## WHAT IS ASKED
Repeat every line from the line containing "Transcribe the text in this document." to the end of the data, exactly. Leave the pictures out.

## INPUT MATERIAL
==============================

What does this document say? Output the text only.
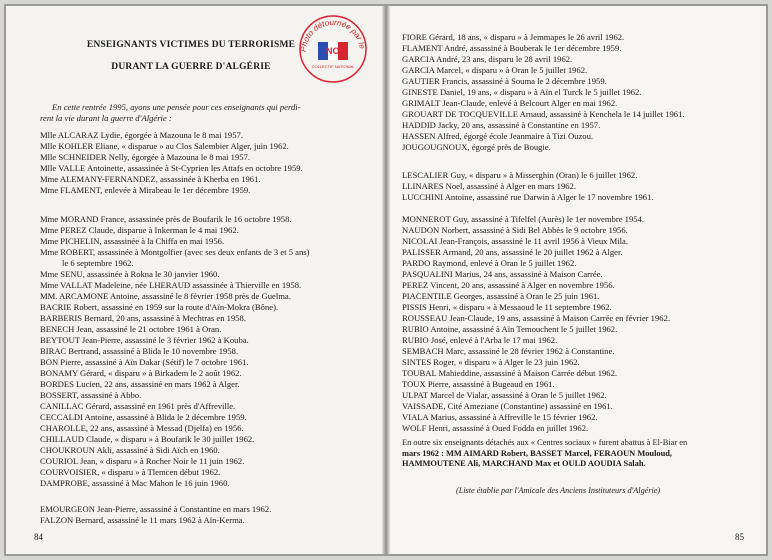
ENSEIGNANTS VICTIMES DU TERRORISME
DURANT LA GUERRE D'ALGÉRIE
Photo détournée par le
NON
COLLECTIF NATIONAL
En cette rentrée 1995, ayons une pensée pour ces enseignants qui perdi-
rent la vie durant la guerre d'Algérie :
Mlle ALCARAZ Lydie, égorgée à Mazouna le 8 mai 1957.
Mlle KOHLER Eliane, « disparue » au Clos Salembier Alger, juin 1962.
Mlle SCHNEIDER Nelly, égorgée à Mazouna le 8 mai 1957.
Mlle VALLE Antoinette, assassinée à St-Cyprien les Attafs en octobre 1959.
Mme ALEMANY-FERNANDEZ, assassinée à Kherba en 1961.
Mme FLAMENT, enlevée à Mirabeau le 1er décembre 1959.
Mme MORAND France, assassinée près de Boufarik le 16 octobre 1958.
Mme PEREZ Claude, disparue à Inkerman le 4 mai 1962.
Mme PICHELIN, assassinée à la Chiffa en mai 1956.
Mme ROBERT, assassinée à Montgolfier (avec ses deux enfants de 3 et 5 ans)
le 6 septembre 1962.
Mme SENU, assassinée à Rokna le 30 janvier 1960.
Mme VALLAT Madeleine, née LHERAUD assassinée à Thierville en 1958.
MM. ARCAMONE Antoine, assassiné le 8 février 1958 près de Guelma.
BACRIE Robert, assassiné en 1959 sur la route d'Aïn-Mokra (Bône).
BARBERIS Bernard, 20 ans, assassiné à Mechtras en 1958.
BENECH Jean, assassiné le 21 octobre 1961 à Oran.
BEYTOUT Jean-Pierre, assassiné le 3 février 1962 à Kouba.
BIRAC Bertrand, assassiné à Blida le 10 novembre 1958.
BON Pierre, assassiné à Aïn Dakar (Sétif) le 7 octobre 1961.
BONAMY Gérard, « disparu » à Birkadem le 2 août 1962.
BORDES Lucien, 22 ans, assassiné en mars 1962 à Alger.
BOSSERT, assassiné à Abbo.
CANILLAC Gérard, assassiné en 1961 près d'Affreville.
CECCALDI Antoine, assassiné à Blida le 2 décembre 1959.
CHAROLLE, 22 ans, assassiné à Messad (Djelfa) en 1956.
CHILLAUD Claude, « disparu » à Boufarik le 30 juillet 1962.
CHOUKROUN Akli, assassiné à Sidi Aïch en 1960.
COURIOL Jean, « disparu » à Rocher Noir le 11 juin 1962.
COURVOISIER, « disparu » à Tlemcen début 1962.
DAMPROBE, assassiné à Mac Mahon le 16 juin 1960.
EMOURGEON Jean-Pierre, assassiné à Constantine en mars 1962.
FALZON Bernard, assassiné le 11 mars 1962 à Aïn-Kerma.
84
FIORE Gérard, 18 ans, « disparu » à Jemmapes le 26 avril 1962.
FLAMENT André, assassiné à Bouberak le 1er décembre 1959.
GARCIA André, 23 ans, disparu le 28 avril 1962.
GARCIA Marcel, « disparu » à Oran le 5 juillet 1962.
GAUTIER Francis, assassiné à Souma le 2 décembre 1959.
GINESTE Daniel, 19 ans, « disparu » à Aïn el Turck le 5 juillet 1962.
GRIMALT Jean-Claude, enlevé à Belcourt Alger en mai 1962.
GROUART DE TOCQUEVILLE Arnaud, assassiné à Kenchela le 14 juillet 1961.
HADDID Jacky, 20 ans, assassiné à Constantine en 1957.
HASSEN Alfred, égorgé école Jeanmaire à Tizi Ouzou.
JOUGOUGNOUX, égorgé près de Bougie.
LESCALIER Guy, « disparu » à Misserghin (Oran) le 6 juillet 1962.
LLINARES Noel, assassiné à Alger en mars 1962.
LUCCHINI Antoine, assassiné rue Darwin à Alger le 17 novembre 1961.
MONNEROT Guy, assassiné à Tifelfel (Aurès) le 1er novembre 1954.
NAUDON Norbert, assassiné à Sidi Bel Abbès le 9 octobre 1956.
NICOLAI Jean-François, assassiné le 11 avril 1956 à Vieux Mila.
PALISSER Armand, 20 ans, assassiné le 20 juillet 1962 à Alger.
PARDO Raymond, enlevé à Oran le 5 juillet 1962.
PASQUALINI Marius, 24 ans, assassiné à Maison Carrée.
PEREZ Vincent, 20 ans, assassiné à Alger en novembre 1956.
PIACENTILE Georges, assassiné à Oran le 25 juin 1961.
PISSIS Henri, « disparu » à Messaoud le 11 septembre 1962.
ROUSSEAU Jean-Claude, 19 ans, assassiné à Maison Carrée en février 1962.
RUBIO Antoine, assassiné à Aïn Temouchent le 5 juillet 1962.
RUBIO José, enlevé à l'Arba le 17 mai 1962.
SEMBACH Marc, assassiné le 28 février 1962 à Constantine.
SINTES Roger, « disparu » à Alger le 23 juin 1962.
TOUBAL Mahieddine, assassiné à Maison Carrée début 1962.
TOUX Pierre, assassiné à Bugeaud en 1961.
ULPAT Marcel de Vialar, assassiné à Oran le 5 juillet 1962.
VAISSADE, Cité Ameziane (Constantine) assassiné en 1961.
VIALA Marius, assassiné à Affreville le 15 février 1962.
WOLF Henri, assassiné à Oued Fodda en juillet 1962.
En outre six enseignants détachés aux « Centres sociaux » furent abattus à El-Biar en
mars 1962 : MM AIMARD Robert, BASSET Marcel, FERAOUN Mouloud,
HAMMOUTENE Ali, MARCHAND Max et OULD AOUDIA Salah.
(Liste établie par l'Amicale des Anciens Instituteurs d'Algérie)
85
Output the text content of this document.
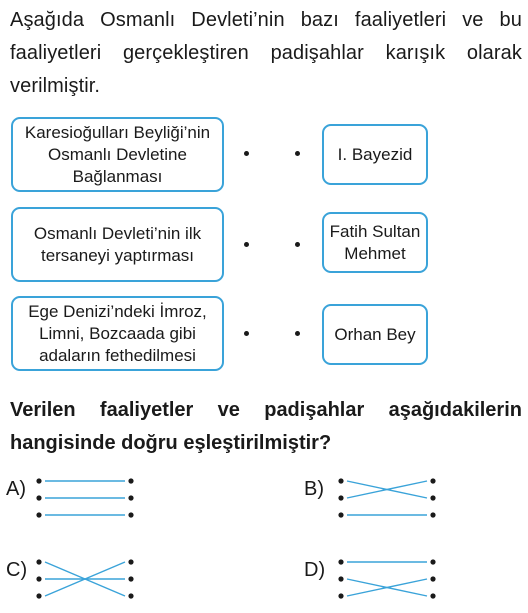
Aşağıda Osmanlı Devleti’nin bazı faaliyetleri ve bu faaliyetleri gerçekleştiren padişahlar karışık olarak verilmiştir.
Karesioğulları Beyliği’nin Osmanlı Devletine Bağlanması
Osmanlı Devleti’nin ilk tersaneyi yaptırması
Ege Denizi’ndeki İmroz, Limni, Bozcaada gibi adaların fethedilmesi
I. Bayezid
Fatih Sultan Mehmet
Orhan Bey
Verilen faaliyetler ve padişahlar aşağıdakilerin hangisinde doğru eşleştirilmiştir?
A)	B)
C)	D)
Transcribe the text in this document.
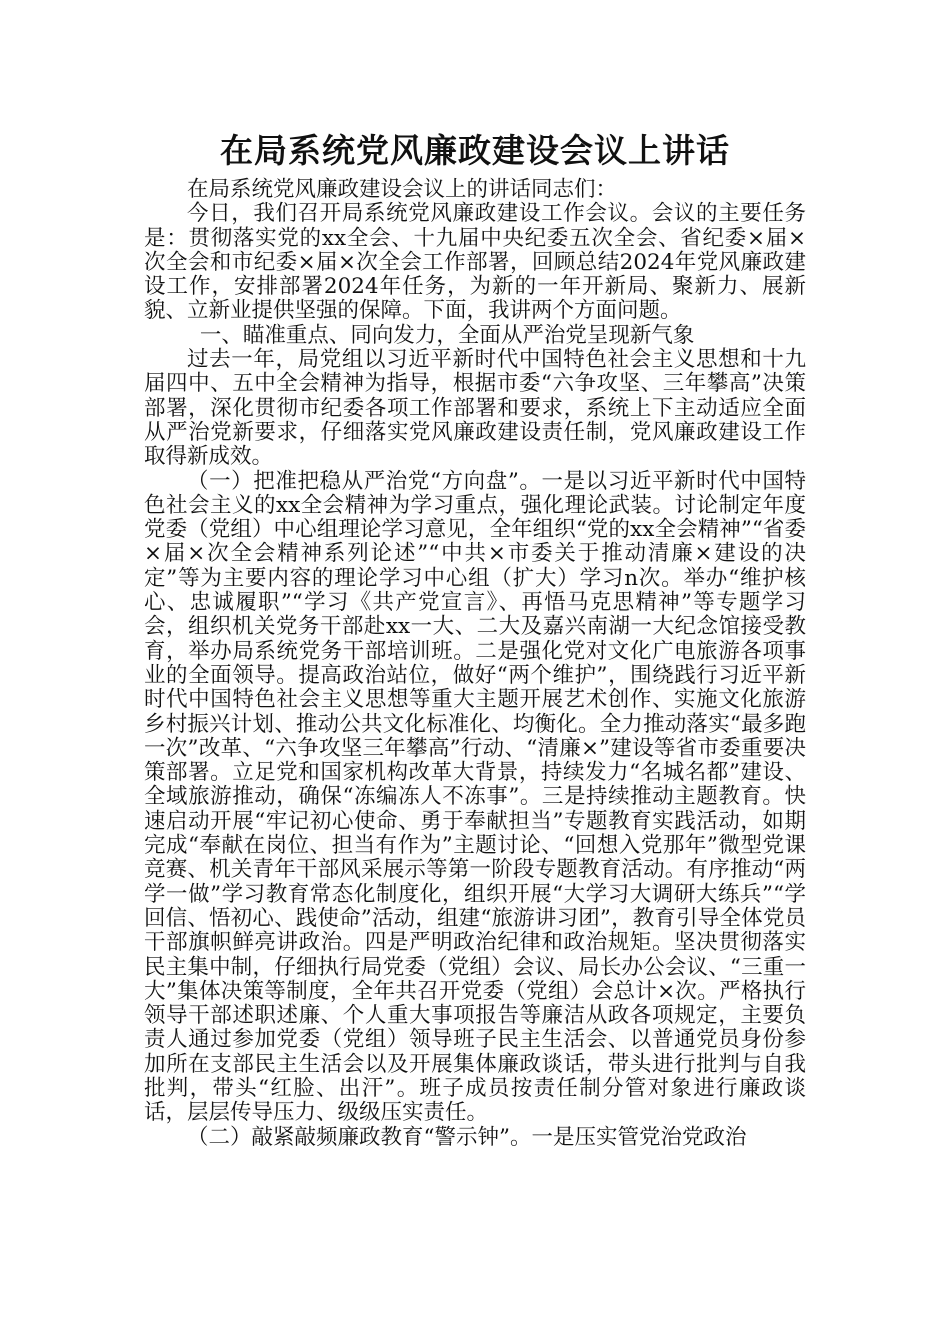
在局系统党风廉政建设会议上讲话

在局系统党风廉政建设会议上的讲话同志们：

今日，我们召开局系统党风廉政建设工作会议。会议的主要任务是：贯彻落实党的xx全会、十九届中央纪委五次全会、省纪委×届×次全会和市纪委×届×次全会工作部署，回顾总结2024年党风廉政建设工作，安排部署2024年任务，为新的一年开新局、聚新力、展新貌、立新业提供坚强的保障。下面，我讲两个方面问题。

一、瞄准重点、同向发力，全面从严治党呈现新气象

过去一年，局党组以习近平新时代中国特色社会主义思想和十九届四中、五中全会精神为指导，根据市委“六争攻坚、三年攀高”决策部署，深化贯彻市纪委各项工作部署和要求，系统上下主动适应全面从严治党新要求，仔细落实党风廉政建设责任制，党风廉政建设工作取得新成效。

（一）把准把稳从严治党“方向盘”。一是以习近平新时代中国特色社会主义的xx全会精神为学习重点，强化理论武装。讨论制定年度党委（党组）中心组理论学习意见，全年组织“党的xx全会精神”“省委×届×次全会精神系列论述”“中共×市委关于推动清廉×建设的决定”等为主要内容的理论学习中心组（扩大）学习n次。举办“维护核心、忠诚履职”“学习《共产党宣言》、再悟马克思精神”等专题学习会，组织机关党务干部赴xx一大、二大及嘉兴南湖一大纪念馆接受教育，举办局系统党务干部培训班。二是强化党对文化广电旅游各项事业的全面领导。提高政治站位，做好“两个维护”，围绕践行习近平新时代中国特色社会主义思想等重大主题开展艺术创作、实施文化旅游乡村振兴计划、推动公共文化标准化、均衡化。全力推动落实“最多跑一次”改革、“六争攻坚三年攀高”行动、“清廉×”建设等省市委重要决策部署。立足党和国家机构改革大背景，持续发力“名城名都”建设、全域旅游推动，确保“冻编冻人不冻事”。三是持续推动主题教育。快速启动开展“牢记初心使命、勇于奉献担当”专题教育实践活动，如期完成“奉献在岗位、担当有作为”主题讨论、“回想入党那年”微型党课竞赛、机关青年干部风采展示等第一阶段专题教育活动。有序推动“两学一做”学习教育常态化制度化，组织开展“大学习大调研大练兵”“学回信、悟初心、践使命”活动，组建“旅游讲习团”，教育引导全体党员干部旗帜鲜亮讲政治。四是严明政治纪律和政治规矩。坚决贯彻落实民主集中制，仔细执行局党委（党组）会议、局长办公会议、“三重一大”集体决策等制度，全年共召开党委（党组）会总计×次。严格执行领导干部述职述廉、个人重大事项报告等廉洁从政各项规定，主要负责人通过参加党委（党组）领导班子民主生活会、以普通党员身份参加所在支部民主生活会以及开展集体廉政谈话，带头进行批判与自我批判，带头“红脸、出汗”。班子成员按责任制分管对象进行廉政谈话，层层传导压力、级级压实责任。

（二）敲紧敲频廉政教育“警示钟”。一是压实管党治党政治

==============================

## ANSWER IN FULL
Transcribe the text in this document.
在局系统党风廉政建设会议上讲话

在局系统党风廉政建设会议上的讲话同志们：

今日，我们召开局系统党风廉政建设工作会议。会议的主要任务是：贯彻落实党的xx全会、十九届中央纪委五次全会、省纪委×届×次全会和市纪委×届×次全会工作部署，回顾总结2024年党风廉政建设工作，安排部署2024年任务，为新的一年开新局、聚新力、展新貌、立新业提供坚强的保障。下面，我讲两个方面问题。

一、瞄准重点、同向发力，全面从严治党呈现新气象

过去一年，局党组以习近平新时代中国特色社会主义思想和十九届四中、五中全会精神为指导，根据市委“六争攻坚、三年攀高”决策部署，深化贯彻市纪委各项工作部署和要求，系统上下主动适应全面从严治党新要求，仔细落实党风廉政建设责任制，党风廉政建设工作取得新成效。

（一）把准把稳从严治党“方向盘”。一是以习近平新时代中国特色社会主义的xx全会精神为学习重点，强化理论武装。讨论制定年度党委（党组）中心组理论学习意见，全年组织“党的xx全会精神”“省委×届×次全会精神系列论述”“中共×市委关于推动清廉×建设的决定”等为主要内容的理论学习中心组（扩大）学习n次。举办“维护核心、忠诚履职”“学习《共产党宣言》、再悟马克思精神”等专题学习会，组织机关党务干部赴xx一大、二大及嘉兴南湖一大纪念馆接受教育，举办局系统党务干部培训班。二是强化党对文化广电旅游各项事业的全面领导。提高政治站位，做好“两个维护”，围绕践行习近平新时代中国特色社会主义思想等重大主题开展艺术创作、实施文化旅游乡村振兴计划、推动公共文化标准化、均衡化。全力推动落实“最多跑一次”改革、“六争攻坚三年攀高”行动、“清廉×”建设等省市委重要决策部署。立足党和国家机构改革大背景，持续发力“名城名都”建设、全域旅游推动，确保“冻编冻人不冻事”。三是持续推动主题教育。快速启动开展“牢记初心使命、勇于奉献担当”专题教育实践活动，如期完成“奉献在岗位、担当有作为”主题讨论、“回想入党那年”微型党课竞赛、机关青年干部风采展示等第一阶段专题教育活动。有序推动“两学一做”学习教育常态化制度化，组织开展“大学习大调研大练兵”“学回信、悟初心、践使命”活动，组建“旅游讲习团”，教育引导全体党员干部旗帜鲜亮讲政治。四是严明政治纪律和政治规矩。坚决贯彻落实民主集中制，仔细执行局党委（党组）会议、局长办公会议、“三重一大”集体决策等制度，全年共召开党委（党组）会总计×次。严格执行领导干部述职述廉、个人重大事项报告等廉洁从政各项规定，主要负责人通过参加党委（党组）领导班子民主生活会、以普通党员身份参加所在支部民主生活会以及开展集体廉政谈话，带头进行批判与自我批判，带头“红脸、出汗”。班子成员按责任制分管对象进行廉政谈话，层层传导压力、级级压实责任。

（二）敲紧敲频廉政教育“警示钟”。一是压实管党治党政治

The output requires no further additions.